What to produce:
Exact repetition of every entry is required.

Excerpted data:
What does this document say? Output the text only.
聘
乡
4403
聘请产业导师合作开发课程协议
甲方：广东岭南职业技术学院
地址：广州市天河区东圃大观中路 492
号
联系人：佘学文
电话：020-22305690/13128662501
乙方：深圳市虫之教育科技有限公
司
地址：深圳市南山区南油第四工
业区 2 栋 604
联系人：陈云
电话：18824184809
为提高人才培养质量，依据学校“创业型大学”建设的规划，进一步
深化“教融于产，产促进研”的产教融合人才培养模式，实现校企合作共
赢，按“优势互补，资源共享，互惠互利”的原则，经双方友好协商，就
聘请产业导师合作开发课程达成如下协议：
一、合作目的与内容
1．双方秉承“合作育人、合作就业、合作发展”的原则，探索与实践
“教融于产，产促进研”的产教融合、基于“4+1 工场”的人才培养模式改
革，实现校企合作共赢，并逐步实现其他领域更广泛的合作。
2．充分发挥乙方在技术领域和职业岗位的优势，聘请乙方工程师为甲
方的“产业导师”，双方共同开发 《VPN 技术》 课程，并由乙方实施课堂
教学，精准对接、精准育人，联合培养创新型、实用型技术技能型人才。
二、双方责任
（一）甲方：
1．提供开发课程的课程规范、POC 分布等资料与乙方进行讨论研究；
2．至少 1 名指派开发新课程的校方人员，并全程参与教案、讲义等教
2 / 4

Final result:
What does this document say? Output the text only.
聘
乡
4403
聘请产业导师合作开发课程协议
甲方：广东岭南职业技术学院
地址：广州市天河区东圃大观中路 492
号
联系人：佘学文
电话：020-22305690/13128662501
乙方：深圳市虫之教育科技有限公
司
地址：深圳市南山区南油第四工
业区 2 栋 604
联系人：陈云
电话：18824184809
为提高人才培养质量，依据学校“创业型大学”建设的规划，进一步
深化“教融于产，产促进研”的产教融合人才培养模式，实现校企合作共
赢，按“优势互补，资源共享，互惠互利”的原则，经双方友好协商，就
聘请产业导师合作开发课程达成如下协议：
一、合作目的与内容
1．双方秉承“合作育人、合作就业、合作发展”的原则，探索与实践
“教融于产，产促进研”的产教融合、基于“4+1 工场”的人才培养模式改
革，实现校企合作共赢，并逐步实现其他领域更广泛的合作。
2．充分发挥乙方在技术领域和职业岗位的优势，聘请乙方工程师为甲
方的“产业导师”，双方共同开发 《VPN 技术》 课程，并由乙方实施课堂
教学，精准对接、精准育人，联合培养创新型、实用型技术技能型人才。
二、双方责任
（一）甲方：
1．提供开发课程的课程规范、POC 分布等资料与乙方进行讨论研究；
2．至少 1 名指派开发新课程的校方人员，并全程参与教案、讲义等教
2 / 4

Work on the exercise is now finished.